WORK TO COMPLETE:
Return each line containing "title".

RECORDS FOR THE EXERCISE:

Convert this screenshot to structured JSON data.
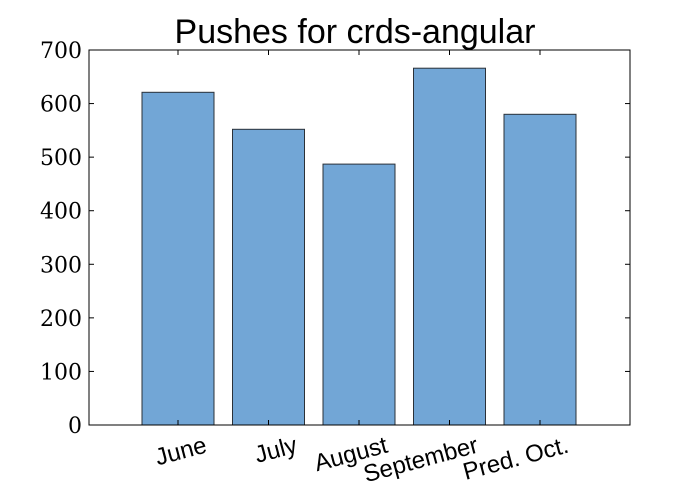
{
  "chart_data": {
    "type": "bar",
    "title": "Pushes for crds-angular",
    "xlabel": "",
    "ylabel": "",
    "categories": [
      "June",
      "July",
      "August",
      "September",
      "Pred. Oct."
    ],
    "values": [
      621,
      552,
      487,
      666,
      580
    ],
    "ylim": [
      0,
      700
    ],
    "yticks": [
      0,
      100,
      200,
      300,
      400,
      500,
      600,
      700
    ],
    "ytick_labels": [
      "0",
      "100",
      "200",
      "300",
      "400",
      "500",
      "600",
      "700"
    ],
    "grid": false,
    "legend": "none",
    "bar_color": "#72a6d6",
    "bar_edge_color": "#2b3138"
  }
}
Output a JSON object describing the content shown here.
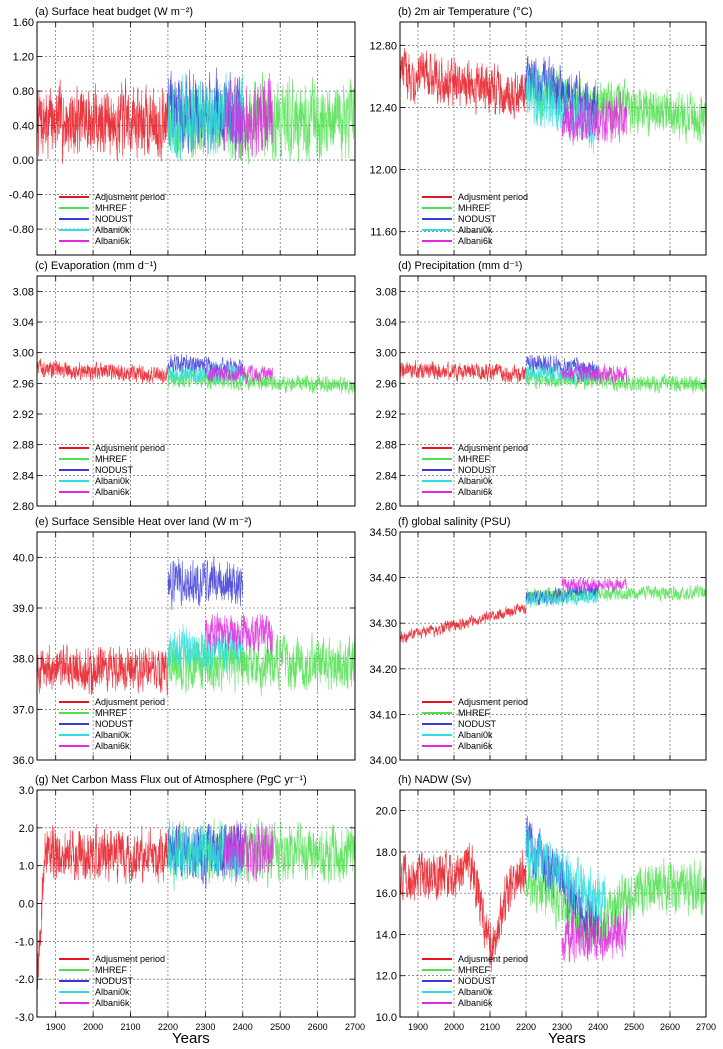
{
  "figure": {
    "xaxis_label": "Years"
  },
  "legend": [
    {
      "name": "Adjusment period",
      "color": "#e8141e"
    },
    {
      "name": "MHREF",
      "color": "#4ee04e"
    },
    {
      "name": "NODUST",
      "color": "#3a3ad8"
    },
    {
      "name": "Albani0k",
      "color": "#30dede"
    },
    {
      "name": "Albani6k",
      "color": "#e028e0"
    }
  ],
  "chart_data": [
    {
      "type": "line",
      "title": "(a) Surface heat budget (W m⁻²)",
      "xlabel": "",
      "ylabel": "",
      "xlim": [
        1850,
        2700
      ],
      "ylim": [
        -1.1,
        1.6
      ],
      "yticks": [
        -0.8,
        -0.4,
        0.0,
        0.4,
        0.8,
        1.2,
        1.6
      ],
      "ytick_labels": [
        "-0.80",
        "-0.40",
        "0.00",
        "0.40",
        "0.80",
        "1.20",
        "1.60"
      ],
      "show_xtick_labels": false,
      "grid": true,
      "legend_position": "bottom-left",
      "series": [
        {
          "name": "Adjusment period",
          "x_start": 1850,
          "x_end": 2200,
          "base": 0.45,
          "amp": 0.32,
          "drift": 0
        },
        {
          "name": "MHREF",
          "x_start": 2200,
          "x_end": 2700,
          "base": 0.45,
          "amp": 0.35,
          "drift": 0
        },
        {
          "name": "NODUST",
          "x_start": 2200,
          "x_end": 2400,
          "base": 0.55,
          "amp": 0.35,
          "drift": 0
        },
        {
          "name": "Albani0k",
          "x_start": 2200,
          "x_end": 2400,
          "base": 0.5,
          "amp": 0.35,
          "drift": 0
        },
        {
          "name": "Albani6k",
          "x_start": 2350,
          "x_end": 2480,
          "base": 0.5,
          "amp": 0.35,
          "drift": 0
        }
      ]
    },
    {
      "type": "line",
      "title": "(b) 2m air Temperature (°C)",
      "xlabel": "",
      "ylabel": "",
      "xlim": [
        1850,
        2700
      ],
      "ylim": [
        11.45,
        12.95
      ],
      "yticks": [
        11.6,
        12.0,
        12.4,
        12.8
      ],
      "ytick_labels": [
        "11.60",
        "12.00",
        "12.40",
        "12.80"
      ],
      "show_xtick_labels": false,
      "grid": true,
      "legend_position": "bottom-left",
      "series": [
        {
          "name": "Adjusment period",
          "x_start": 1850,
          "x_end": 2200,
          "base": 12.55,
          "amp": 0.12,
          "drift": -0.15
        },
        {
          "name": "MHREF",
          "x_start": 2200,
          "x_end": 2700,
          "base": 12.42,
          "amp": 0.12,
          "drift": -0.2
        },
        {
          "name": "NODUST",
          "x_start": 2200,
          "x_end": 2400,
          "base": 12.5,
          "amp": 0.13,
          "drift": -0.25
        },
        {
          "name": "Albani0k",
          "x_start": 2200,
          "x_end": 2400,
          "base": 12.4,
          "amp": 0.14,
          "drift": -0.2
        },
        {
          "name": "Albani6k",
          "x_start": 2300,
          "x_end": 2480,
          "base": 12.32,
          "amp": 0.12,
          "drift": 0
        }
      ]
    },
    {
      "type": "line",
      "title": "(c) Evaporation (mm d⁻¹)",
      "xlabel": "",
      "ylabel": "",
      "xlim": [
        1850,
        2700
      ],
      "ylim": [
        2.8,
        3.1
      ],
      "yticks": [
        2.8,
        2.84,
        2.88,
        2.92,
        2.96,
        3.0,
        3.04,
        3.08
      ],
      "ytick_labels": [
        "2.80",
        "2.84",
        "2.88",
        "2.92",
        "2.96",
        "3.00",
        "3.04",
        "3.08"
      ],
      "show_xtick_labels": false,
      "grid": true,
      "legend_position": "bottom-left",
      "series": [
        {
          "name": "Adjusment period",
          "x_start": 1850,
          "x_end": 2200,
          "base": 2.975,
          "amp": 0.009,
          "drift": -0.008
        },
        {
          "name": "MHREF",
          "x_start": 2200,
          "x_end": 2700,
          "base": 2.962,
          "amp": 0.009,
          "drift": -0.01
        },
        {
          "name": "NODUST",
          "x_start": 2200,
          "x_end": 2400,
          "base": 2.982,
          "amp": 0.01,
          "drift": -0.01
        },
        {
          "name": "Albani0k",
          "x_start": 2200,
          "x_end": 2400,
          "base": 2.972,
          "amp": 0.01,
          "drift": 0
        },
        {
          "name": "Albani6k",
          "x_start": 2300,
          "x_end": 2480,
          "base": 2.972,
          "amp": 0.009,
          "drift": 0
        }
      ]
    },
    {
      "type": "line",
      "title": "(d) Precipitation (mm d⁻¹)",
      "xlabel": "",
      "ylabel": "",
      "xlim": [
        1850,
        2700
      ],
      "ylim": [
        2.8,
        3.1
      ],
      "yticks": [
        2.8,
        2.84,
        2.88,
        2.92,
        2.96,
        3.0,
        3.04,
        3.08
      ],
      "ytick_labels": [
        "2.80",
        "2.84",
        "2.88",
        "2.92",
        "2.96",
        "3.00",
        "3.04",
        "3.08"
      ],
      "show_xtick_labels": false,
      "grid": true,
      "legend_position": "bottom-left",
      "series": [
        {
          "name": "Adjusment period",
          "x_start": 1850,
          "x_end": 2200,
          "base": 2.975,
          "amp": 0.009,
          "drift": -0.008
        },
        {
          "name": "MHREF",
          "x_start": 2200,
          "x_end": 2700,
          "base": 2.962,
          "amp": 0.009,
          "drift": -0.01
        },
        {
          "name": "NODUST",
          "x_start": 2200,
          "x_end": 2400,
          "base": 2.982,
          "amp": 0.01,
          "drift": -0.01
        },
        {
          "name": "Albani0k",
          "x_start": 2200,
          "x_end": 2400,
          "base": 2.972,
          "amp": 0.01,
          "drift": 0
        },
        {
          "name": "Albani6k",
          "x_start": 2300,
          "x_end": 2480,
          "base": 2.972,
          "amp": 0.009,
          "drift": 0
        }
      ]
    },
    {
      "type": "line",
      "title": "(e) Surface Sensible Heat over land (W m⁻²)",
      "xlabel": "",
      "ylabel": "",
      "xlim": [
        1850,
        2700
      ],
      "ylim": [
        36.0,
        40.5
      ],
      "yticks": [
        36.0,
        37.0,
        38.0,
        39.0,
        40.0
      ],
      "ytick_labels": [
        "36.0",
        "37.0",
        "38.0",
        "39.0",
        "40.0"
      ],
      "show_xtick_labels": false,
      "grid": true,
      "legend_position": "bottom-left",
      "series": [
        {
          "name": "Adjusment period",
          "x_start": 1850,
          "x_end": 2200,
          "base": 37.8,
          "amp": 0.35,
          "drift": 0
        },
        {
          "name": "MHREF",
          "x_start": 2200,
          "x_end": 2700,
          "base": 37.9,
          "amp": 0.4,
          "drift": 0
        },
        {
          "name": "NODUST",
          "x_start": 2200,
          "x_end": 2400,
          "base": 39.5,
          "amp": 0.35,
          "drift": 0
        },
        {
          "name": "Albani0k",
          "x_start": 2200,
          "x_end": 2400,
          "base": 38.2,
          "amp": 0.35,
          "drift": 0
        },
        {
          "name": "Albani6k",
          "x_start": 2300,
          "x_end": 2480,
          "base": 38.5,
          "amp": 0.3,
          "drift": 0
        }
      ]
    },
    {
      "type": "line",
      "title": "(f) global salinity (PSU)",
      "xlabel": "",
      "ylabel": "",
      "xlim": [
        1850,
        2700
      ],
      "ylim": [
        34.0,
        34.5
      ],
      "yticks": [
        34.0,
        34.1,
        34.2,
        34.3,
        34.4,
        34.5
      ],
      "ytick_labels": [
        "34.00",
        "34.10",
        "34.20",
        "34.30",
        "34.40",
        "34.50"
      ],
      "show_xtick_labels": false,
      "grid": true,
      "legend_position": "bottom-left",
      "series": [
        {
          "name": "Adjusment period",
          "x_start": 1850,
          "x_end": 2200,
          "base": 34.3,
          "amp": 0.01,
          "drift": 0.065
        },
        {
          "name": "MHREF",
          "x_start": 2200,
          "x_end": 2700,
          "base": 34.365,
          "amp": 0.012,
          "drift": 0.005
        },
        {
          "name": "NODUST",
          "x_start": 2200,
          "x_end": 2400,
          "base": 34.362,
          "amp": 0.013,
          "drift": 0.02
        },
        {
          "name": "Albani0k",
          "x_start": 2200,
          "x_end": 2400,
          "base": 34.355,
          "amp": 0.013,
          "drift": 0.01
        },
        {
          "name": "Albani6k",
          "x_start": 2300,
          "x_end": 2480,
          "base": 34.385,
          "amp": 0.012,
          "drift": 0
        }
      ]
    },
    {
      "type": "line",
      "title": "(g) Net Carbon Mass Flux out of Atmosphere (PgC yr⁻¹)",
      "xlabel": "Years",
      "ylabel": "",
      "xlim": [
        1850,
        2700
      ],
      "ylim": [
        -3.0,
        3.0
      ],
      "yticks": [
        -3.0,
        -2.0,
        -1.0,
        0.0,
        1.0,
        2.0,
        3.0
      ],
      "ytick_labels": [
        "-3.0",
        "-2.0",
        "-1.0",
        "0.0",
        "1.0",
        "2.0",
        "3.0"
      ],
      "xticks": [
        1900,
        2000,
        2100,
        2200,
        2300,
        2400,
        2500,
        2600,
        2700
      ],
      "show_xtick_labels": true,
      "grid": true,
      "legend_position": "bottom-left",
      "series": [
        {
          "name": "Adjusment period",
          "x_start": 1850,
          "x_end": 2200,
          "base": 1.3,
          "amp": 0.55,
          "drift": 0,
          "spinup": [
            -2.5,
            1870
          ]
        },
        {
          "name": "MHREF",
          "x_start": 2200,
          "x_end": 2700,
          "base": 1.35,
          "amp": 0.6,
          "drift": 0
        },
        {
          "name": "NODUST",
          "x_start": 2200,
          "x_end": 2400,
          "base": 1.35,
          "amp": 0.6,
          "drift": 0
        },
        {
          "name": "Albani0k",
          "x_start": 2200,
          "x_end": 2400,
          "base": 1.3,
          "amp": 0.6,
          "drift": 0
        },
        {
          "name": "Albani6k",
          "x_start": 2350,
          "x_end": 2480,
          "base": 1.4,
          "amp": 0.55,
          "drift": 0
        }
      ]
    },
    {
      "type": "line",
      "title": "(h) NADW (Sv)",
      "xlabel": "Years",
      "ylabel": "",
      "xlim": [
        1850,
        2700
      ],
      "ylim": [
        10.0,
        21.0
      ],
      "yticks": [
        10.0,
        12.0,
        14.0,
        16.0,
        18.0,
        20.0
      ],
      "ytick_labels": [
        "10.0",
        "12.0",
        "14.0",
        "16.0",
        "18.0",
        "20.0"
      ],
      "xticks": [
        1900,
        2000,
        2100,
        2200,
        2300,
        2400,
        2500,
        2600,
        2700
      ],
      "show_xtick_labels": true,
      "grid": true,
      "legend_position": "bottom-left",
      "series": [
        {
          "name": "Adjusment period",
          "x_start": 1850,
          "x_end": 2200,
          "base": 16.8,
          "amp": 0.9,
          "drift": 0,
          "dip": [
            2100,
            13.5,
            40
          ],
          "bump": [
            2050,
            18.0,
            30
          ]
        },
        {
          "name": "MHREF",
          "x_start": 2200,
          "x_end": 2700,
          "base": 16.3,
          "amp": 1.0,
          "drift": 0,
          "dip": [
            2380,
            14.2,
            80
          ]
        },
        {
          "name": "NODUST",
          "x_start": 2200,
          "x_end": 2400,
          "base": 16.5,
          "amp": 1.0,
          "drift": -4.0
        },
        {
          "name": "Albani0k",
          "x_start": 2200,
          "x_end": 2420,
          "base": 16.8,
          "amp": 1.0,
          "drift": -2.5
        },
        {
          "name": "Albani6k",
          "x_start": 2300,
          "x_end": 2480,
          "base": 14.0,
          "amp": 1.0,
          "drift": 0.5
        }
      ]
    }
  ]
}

EXERCISE RESULT:
    "title": "Pushes for crds-angular",
      "title": "(a) Surface heat budget (W m⁻²)",
      "title": "(b) 2m air Temperature (°C)",
      "title": "(c) Evaporation (mm d⁻¹)",
      "title": "(d) Precipitation (mm d⁻¹)",
      "title": "(e) Surface Sensible Heat over land (W m⁻²)",
      "title": "(f) global salinity (PSU)",
      "title": "(g) Net Carbon Mass Flux out of Atmosphere (PgC yr⁻¹)",
      "title": "(h) NADW (Sv)",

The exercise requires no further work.